What is needed:
Retype exactly the lines that run from the line with "Output the text content of this document." to the final line of the entries, keeping both ends and nothing else.

Stored records:
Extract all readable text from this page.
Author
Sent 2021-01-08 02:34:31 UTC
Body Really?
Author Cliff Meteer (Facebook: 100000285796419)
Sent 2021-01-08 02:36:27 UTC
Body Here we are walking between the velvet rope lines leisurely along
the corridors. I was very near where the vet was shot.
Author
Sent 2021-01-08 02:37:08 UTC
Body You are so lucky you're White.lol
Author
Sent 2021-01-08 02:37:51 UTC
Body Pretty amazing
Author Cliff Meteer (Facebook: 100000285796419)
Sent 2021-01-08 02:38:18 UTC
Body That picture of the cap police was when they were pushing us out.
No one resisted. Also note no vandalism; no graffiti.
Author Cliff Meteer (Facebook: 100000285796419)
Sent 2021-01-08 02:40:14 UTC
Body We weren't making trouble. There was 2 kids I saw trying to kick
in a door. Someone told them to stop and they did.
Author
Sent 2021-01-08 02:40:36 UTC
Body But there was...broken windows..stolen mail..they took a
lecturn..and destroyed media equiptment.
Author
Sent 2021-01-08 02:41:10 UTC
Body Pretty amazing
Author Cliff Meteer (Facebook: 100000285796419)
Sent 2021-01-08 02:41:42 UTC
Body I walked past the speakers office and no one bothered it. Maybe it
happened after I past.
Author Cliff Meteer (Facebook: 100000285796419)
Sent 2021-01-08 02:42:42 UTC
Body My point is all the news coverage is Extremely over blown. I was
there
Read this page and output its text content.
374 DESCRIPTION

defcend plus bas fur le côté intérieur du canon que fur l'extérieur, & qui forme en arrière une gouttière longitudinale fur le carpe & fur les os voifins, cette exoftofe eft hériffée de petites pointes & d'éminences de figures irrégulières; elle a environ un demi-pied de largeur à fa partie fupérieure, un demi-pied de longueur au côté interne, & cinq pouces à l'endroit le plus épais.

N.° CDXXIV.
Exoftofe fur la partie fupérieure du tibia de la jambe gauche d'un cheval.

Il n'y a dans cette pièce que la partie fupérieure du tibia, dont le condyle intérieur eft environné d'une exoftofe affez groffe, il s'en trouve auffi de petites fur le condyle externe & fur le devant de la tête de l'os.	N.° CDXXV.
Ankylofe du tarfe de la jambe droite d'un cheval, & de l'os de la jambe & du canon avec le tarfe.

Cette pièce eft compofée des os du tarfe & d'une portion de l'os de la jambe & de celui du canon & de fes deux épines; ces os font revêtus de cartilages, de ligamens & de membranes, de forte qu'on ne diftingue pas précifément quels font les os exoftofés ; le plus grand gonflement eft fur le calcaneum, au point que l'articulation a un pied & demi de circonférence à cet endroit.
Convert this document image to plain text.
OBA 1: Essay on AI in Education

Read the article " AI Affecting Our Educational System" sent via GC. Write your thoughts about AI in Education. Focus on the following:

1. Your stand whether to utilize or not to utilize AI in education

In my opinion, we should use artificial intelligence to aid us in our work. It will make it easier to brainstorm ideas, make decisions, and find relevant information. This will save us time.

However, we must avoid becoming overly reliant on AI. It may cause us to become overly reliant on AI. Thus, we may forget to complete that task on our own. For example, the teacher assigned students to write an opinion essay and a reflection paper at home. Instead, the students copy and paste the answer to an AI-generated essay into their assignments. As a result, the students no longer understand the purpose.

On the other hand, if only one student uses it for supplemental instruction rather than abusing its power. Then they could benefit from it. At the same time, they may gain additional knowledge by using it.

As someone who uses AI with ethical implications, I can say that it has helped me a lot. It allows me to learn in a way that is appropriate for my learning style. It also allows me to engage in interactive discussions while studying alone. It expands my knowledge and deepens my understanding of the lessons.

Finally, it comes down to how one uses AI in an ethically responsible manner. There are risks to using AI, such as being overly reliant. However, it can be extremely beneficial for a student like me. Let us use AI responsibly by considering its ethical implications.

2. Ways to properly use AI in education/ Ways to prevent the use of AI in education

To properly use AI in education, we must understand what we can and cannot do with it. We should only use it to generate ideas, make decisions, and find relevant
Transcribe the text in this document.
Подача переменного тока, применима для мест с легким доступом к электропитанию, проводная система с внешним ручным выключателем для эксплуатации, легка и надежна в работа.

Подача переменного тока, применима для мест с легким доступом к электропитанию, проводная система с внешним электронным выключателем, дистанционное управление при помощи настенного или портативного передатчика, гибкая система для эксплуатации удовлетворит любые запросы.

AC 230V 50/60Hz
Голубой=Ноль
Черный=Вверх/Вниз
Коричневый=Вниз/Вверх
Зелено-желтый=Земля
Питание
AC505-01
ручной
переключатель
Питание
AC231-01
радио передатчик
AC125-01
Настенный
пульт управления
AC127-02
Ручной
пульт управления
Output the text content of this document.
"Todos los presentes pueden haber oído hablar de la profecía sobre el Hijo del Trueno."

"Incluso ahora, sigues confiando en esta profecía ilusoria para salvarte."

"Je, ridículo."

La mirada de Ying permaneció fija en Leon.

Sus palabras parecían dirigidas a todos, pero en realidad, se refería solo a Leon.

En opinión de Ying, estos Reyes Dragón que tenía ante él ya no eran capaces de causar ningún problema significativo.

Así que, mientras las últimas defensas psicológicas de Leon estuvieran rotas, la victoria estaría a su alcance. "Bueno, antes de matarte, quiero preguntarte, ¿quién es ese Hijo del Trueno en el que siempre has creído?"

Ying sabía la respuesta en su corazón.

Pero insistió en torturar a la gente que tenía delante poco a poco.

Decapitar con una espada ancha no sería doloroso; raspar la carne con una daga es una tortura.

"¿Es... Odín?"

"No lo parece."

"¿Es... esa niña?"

Complete response:
Output the text content of this document.
"Todos los presentes pueden haber oído hablar de la profecía sobre el Hijo del Trueno."

"Incluso ahora, sigues confiando en esta profecía ilusoria para salvarte."

"Je, ridículo."

La mirada de Ying permaneció fija en Leon.

Sus palabras parecían dirigidas a todos, pero en realidad, se refería solo a Leon.

En opinión de Ying, estos Reyes Dragón que tenía ante él ya no eran capaces de causar ningún problema significativo.

Así que, mientras las últimas defensas psicológicas de Leon estuvieran rotas, la victoria estaría a su alcance. "Bueno, antes de matarte, quiero preguntarte, ¿quién es ese Hijo del Trueno en el que siempre has creído?"

Ying sabía la respuesta en su corazón.

Pero insistió en torturar a la gente que tenía delante poco a poco.

Decapitar con una espada ancha no sería doloroso; raspar la carne con una daga es una tortura.

"¿Es... Odín?"

"No lo parece."

"¿Es... esa niña?"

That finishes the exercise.